(Data excerpts)
:::
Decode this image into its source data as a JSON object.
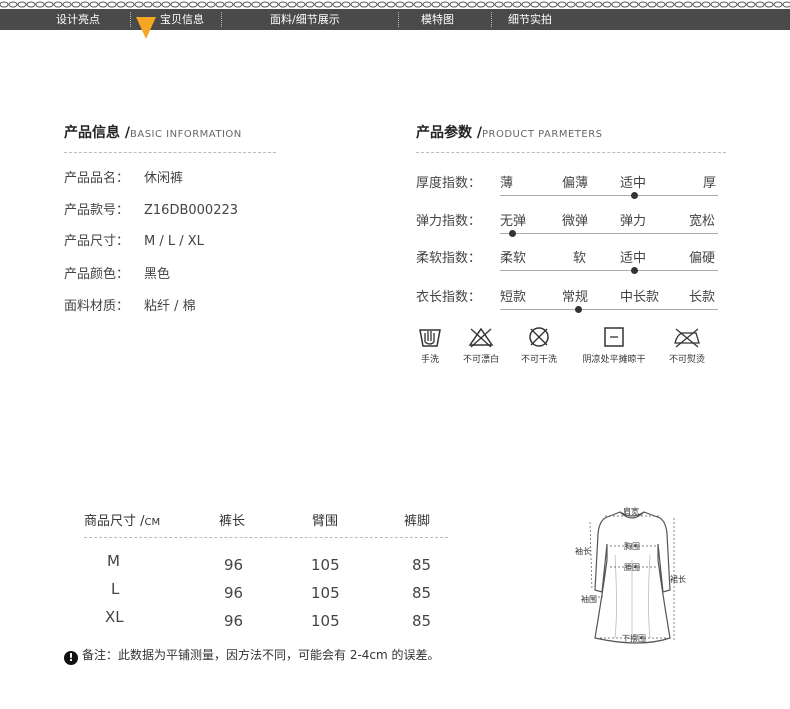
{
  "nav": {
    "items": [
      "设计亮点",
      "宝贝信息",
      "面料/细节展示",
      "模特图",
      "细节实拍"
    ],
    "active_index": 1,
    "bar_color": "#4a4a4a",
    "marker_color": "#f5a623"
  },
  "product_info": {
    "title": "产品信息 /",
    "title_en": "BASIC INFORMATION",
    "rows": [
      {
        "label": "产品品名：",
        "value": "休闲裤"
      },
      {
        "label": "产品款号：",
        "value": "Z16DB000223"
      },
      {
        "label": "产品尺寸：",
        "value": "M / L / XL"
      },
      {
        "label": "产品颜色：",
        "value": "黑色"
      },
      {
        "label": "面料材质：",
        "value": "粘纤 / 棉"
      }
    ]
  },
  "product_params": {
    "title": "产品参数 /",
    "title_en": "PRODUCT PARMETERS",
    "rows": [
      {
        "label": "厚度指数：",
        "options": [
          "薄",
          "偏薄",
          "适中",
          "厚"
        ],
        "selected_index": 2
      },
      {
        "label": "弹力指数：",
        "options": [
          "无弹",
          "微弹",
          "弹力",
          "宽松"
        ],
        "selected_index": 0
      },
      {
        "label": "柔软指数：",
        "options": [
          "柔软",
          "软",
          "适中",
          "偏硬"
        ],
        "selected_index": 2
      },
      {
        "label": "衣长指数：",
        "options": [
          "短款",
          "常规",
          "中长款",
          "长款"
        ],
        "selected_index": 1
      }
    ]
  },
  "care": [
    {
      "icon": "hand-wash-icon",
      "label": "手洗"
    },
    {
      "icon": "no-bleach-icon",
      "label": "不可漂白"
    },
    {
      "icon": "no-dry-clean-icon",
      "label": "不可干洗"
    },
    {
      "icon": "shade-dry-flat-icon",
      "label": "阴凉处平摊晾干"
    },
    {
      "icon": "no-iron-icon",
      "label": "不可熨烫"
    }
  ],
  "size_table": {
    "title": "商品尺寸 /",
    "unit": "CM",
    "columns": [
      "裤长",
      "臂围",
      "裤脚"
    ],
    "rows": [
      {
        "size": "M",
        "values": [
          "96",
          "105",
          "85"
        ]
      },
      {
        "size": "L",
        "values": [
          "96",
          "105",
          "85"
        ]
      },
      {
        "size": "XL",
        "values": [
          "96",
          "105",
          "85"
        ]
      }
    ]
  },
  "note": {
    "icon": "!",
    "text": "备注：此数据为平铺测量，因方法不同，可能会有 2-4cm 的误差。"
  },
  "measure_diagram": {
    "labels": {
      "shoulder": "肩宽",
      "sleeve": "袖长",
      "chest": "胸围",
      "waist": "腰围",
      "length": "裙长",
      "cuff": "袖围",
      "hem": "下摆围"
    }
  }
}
:::
→ **Your instructions**: Each line of the data is to be duplicated exactly; pictures stay out of the copy.

→ **Written solution**:
Decode this image into its source data as a JSON object.
{
  "nav": {
    "items": [
      "设计亮点",
      "宝贝信息",
      "面料/细节展示",
      "模特图",
      "细节实拍"
    ],
    "active_index": 1,
    "bar_color": "#4a4a4a",
    "marker_color": "#f5a623"
  },
  "product_info": {
    "title": "产品信息 /",
    "title_en": "BASIC INFORMATION",
    "rows": [
      {
        "label": "产品品名：",
        "value": "休闲裤"
      },
      {
        "label": "产品款号：",
        "value": "Z16DB000223"
      },
      {
        "label": "产品尺寸：",
        "value": "M / L / XL"
      },
      {
        "label": "产品颜色：",
        "value": "黑色"
      },
      {
        "label": "面料材质：",
        "value": "粘纤 / 棉"
      }
    ]
  },
  "product_params": {
    "title": "产品参数 /",
    "title_en": "PRODUCT PARMETERS",
    "rows": [
      {
        "label": "厚度指数：",
        "options": [
          "薄",
          "偏薄",
          "适中",
          "厚"
        ],
        "selected_index": 2
      },
      {
        "label": "弹力指数：",
        "options": [
          "无弹",
          "微弹",
          "弹力",
          "宽松"
        ],
        "selected_index": 0
      },
      {
        "label": "柔软指数：",
        "options": [
          "柔软",
          "软",
          "适中",
          "偏硬"
        ],
        "selected_index": 2
      },
      {
        "label": "衣长指数：",
        "options": [
          "短款",
          "常规",
          "中长款",
          "长款"
        ],
        "selected_index": 1
      }
    ]
  },
  "care": [
    {
      "icon": "hand-wash-icon",
      "label": "手洗"
    },
    {
      "icon": "no-bleach-icon",
      "label": "不可漂白"
    },
    {
      "icon": "no-dry-clean-icon",
      "label": "不可干洗"
    },
    {
      "icon": "shade-dry-flat-icon",
      "label": "阴凉处平摊晾干"
    },
    {
      "icon": "no-iron-icon",
      "label": "不可熨烫"
    }
  ],
  "size_table": {
    "title": "商品尺寸 /",
    "unit": "CM",
    "columns": [
      "裤长",
      "臂围",
      "裤脚"
    ],
    "rows": [
      {
        "size": "M",
        "values": [
          "96",
          "105",
          "85"
        ]
      },
      {
        "size": "L",
        "values": [
          "96",
          "105",
          "85"
        ]
      },
      {
        "size": "XL",
        "values": [
          "96",
          "105",
          "85"
        ]
      }
    ]
  },
  "note": {
    "icon": "!",
    "text": "备注：此数据为平铺测量，因方法不同，可能会有 2-4cm 的误差。"
  },
  "measure_diagram": {
    "labels": {
      "shoulder": "肩宽",
      "sleeve": "袖长",
      "chest": "胸围",
      "waist": "腰围",
      "length": "裙长",
      "cuff": "袖围",
      "hem": "下摆围"
    }
  }
}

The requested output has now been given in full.